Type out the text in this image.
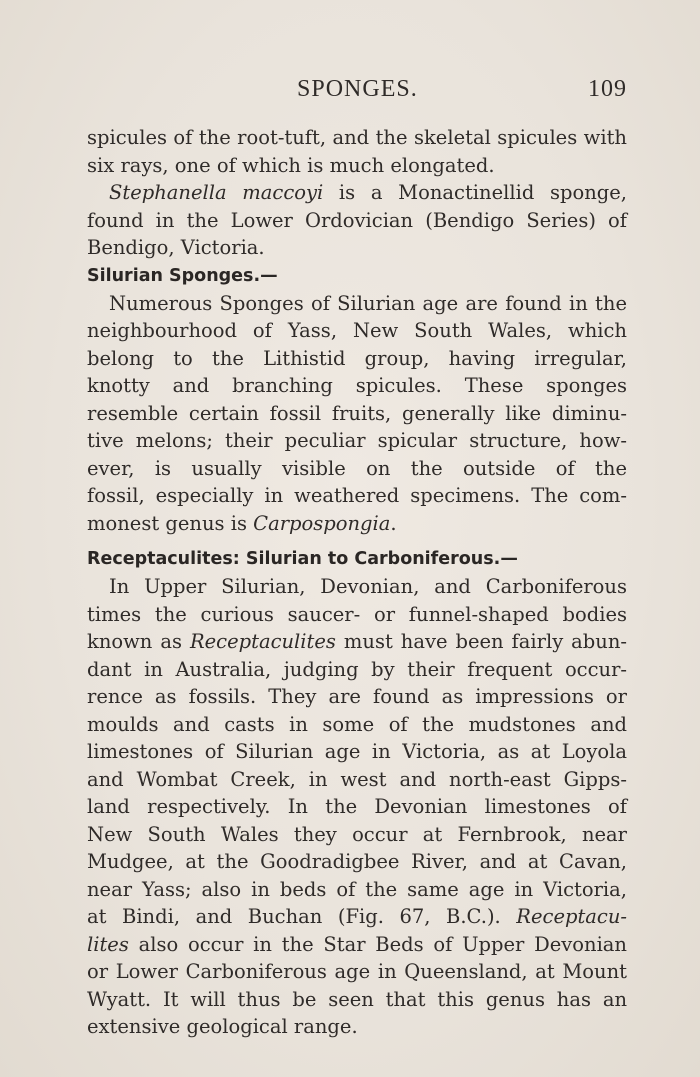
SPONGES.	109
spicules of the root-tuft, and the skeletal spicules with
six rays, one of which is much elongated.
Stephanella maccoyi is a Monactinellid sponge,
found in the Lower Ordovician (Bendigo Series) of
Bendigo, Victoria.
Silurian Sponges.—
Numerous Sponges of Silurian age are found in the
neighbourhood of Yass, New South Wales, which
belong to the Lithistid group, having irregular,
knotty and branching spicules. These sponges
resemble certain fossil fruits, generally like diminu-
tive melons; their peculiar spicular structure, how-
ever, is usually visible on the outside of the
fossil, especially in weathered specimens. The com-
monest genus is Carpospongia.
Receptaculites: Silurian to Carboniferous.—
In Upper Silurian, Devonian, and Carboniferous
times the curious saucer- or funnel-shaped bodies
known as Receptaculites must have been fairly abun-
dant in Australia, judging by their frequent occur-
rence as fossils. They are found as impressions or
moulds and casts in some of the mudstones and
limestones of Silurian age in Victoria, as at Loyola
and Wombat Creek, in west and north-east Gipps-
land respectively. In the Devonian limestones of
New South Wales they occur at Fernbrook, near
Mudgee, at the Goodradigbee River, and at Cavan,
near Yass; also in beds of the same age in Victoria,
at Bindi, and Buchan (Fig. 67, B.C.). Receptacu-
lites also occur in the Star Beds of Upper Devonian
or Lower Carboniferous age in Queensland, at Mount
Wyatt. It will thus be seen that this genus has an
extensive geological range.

--------

**Your goal:** Return each line in the records that holds the string "Upper".

**Written solution:**
In Upper Silurian, Devonian, and Carboniferous
lites also occur in the Star Beds of Upper Devonian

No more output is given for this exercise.